■ **GIVEN PROBLEM**
Search the data for the word "natural". Reproduce every line where it is found.

■ **EXCERPTED DATA**
=======
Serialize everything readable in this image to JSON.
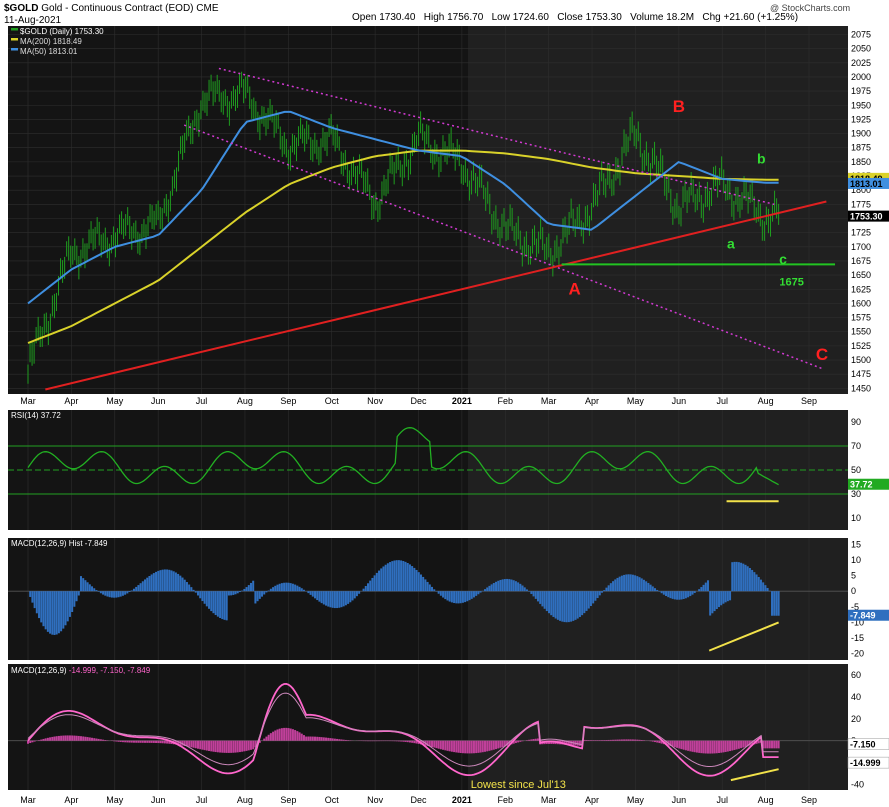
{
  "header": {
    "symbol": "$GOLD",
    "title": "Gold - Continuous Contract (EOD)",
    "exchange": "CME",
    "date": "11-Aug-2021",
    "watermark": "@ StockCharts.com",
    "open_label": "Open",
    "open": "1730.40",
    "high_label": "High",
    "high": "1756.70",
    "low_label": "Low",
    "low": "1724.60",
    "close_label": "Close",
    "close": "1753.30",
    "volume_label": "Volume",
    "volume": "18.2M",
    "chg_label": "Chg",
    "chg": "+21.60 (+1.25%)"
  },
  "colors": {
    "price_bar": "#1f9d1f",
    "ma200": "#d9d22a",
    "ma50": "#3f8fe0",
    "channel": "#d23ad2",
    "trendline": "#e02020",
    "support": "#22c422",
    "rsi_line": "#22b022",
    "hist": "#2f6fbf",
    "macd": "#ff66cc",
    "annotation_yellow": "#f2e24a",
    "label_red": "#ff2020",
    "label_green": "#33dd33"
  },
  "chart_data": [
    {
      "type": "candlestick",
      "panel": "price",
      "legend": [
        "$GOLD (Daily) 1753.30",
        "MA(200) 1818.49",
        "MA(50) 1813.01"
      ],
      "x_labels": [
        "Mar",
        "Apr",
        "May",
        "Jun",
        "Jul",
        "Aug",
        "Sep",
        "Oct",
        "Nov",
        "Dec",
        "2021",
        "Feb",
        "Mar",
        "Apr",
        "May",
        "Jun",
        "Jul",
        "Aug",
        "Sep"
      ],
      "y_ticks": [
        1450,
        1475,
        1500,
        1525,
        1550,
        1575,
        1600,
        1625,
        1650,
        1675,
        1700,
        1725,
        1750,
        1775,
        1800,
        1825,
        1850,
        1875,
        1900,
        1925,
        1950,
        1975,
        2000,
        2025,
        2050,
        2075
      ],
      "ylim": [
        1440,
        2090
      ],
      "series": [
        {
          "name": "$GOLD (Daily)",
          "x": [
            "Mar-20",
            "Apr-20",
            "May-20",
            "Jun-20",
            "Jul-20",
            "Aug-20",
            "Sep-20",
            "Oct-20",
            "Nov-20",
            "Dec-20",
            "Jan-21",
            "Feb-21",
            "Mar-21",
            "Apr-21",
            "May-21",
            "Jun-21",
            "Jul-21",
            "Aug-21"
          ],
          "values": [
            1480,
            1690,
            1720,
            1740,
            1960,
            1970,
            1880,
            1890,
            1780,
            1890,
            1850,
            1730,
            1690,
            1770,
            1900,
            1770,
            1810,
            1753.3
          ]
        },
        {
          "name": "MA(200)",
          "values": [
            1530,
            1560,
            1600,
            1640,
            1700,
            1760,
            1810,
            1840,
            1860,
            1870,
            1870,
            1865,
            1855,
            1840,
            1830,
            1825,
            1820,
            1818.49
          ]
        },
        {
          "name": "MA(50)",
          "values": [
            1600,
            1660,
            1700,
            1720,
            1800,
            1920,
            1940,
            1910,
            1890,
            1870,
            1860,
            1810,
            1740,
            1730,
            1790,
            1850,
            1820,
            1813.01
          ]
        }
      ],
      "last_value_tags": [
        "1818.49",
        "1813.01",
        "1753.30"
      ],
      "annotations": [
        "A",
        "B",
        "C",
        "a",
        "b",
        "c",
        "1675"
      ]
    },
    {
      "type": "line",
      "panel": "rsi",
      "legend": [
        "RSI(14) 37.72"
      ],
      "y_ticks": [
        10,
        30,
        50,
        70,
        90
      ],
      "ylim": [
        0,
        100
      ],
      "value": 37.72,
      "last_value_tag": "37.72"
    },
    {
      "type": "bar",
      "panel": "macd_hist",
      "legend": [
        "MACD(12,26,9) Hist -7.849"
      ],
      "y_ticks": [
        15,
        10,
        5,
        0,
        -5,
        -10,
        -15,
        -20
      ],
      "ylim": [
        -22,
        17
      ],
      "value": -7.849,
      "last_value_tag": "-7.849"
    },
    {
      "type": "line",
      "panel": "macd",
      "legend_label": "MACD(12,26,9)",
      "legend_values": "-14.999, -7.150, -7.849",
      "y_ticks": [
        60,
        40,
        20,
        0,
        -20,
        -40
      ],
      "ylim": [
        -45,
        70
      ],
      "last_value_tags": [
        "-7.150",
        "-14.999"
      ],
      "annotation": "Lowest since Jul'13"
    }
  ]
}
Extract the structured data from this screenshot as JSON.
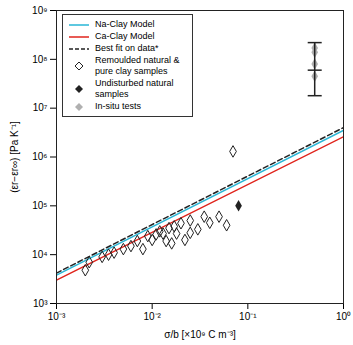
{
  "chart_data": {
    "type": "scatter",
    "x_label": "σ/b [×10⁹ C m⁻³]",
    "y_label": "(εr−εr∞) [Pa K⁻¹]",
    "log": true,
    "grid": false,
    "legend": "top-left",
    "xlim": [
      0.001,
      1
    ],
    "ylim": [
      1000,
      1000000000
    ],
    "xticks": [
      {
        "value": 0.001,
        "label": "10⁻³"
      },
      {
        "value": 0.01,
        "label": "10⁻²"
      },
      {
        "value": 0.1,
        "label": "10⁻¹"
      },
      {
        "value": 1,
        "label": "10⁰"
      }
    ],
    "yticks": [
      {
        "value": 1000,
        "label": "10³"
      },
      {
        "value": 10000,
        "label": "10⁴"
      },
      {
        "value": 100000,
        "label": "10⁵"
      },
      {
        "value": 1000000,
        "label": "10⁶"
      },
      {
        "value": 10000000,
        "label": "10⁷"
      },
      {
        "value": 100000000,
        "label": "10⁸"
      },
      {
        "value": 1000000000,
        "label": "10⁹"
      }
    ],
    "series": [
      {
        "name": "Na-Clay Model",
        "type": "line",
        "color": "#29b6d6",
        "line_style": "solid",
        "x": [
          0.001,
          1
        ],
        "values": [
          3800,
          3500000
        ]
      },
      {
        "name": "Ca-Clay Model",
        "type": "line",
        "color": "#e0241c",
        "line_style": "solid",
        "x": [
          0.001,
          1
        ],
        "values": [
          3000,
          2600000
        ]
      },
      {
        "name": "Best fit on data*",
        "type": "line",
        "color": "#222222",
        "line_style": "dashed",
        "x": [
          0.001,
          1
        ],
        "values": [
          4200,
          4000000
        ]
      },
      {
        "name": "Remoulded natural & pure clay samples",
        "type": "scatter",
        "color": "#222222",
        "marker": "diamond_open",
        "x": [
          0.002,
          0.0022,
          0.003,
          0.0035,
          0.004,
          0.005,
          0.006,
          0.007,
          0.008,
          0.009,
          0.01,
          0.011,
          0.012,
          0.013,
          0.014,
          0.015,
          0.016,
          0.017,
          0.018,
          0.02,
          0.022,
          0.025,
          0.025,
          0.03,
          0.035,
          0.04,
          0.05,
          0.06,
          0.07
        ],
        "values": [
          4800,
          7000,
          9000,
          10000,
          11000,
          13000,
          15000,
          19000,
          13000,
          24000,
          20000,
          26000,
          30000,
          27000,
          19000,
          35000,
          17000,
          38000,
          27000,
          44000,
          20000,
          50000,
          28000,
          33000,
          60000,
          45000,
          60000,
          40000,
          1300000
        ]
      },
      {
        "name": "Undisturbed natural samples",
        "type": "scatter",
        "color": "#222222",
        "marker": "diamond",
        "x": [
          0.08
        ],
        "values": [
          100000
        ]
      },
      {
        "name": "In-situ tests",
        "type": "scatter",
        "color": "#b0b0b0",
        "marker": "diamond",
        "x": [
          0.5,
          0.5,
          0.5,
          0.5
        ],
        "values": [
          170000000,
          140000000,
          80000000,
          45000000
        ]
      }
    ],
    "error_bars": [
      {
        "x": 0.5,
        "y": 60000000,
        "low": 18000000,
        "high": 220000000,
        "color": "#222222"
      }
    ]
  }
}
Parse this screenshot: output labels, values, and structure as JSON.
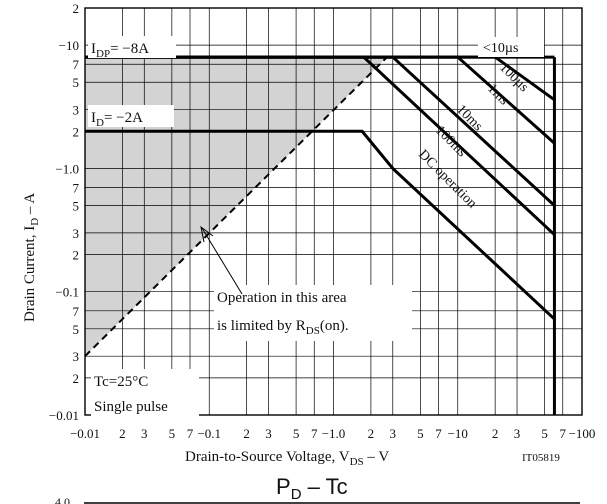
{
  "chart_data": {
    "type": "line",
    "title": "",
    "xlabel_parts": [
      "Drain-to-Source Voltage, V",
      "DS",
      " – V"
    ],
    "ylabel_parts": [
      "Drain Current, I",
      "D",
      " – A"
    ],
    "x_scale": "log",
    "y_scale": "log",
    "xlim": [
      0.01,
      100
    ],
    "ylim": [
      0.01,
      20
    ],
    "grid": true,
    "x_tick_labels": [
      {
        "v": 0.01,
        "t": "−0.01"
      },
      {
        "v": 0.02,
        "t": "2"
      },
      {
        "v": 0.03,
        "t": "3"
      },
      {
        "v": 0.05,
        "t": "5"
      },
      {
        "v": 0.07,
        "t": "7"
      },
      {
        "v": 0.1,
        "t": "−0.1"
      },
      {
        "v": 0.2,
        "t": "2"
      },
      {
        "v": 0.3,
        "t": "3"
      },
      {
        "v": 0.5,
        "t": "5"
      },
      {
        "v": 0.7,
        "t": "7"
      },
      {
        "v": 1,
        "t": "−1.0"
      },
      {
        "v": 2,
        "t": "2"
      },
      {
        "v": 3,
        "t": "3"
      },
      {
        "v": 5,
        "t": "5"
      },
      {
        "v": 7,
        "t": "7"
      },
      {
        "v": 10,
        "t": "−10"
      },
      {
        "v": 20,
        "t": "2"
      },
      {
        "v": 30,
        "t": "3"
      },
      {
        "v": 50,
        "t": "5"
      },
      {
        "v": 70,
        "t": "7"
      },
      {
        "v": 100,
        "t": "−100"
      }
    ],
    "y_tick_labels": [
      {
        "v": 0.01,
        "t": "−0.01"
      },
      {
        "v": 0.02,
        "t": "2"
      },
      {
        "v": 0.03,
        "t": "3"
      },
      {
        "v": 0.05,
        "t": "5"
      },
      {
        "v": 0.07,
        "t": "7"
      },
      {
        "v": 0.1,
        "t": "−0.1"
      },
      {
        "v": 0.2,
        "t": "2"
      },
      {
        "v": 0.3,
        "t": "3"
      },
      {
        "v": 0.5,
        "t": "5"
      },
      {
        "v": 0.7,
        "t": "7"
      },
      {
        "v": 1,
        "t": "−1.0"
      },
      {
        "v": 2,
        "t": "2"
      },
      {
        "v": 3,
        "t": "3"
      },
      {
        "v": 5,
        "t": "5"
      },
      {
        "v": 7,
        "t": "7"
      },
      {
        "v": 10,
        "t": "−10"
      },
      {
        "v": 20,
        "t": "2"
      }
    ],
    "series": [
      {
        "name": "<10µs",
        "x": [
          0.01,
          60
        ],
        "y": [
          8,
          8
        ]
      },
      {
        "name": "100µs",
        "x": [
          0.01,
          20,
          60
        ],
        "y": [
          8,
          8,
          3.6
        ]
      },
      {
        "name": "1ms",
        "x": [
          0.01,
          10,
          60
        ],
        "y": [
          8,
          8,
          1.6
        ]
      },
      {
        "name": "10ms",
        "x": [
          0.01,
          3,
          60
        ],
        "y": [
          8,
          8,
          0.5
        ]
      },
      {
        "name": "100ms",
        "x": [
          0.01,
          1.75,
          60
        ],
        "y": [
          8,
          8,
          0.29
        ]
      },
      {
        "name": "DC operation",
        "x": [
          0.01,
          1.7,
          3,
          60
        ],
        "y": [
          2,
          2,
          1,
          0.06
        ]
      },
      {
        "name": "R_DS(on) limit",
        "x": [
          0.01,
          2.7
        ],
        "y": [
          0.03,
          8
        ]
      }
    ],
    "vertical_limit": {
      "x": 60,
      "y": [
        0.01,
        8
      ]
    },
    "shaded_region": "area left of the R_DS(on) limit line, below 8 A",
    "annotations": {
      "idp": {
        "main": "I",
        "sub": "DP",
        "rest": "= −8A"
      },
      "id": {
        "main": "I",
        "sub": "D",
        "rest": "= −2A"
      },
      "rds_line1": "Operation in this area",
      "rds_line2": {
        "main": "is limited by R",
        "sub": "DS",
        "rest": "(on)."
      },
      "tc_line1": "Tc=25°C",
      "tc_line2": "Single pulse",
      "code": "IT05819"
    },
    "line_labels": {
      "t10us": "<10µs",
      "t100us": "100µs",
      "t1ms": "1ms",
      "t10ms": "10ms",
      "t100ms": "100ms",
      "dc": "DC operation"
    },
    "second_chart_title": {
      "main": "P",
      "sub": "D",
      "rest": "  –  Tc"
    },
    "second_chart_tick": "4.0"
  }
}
=======
■ **RIGHT ANSWER**
        "name": "Remoulded natural & pure clay samples",
        "name": "Undisturbed natural samples",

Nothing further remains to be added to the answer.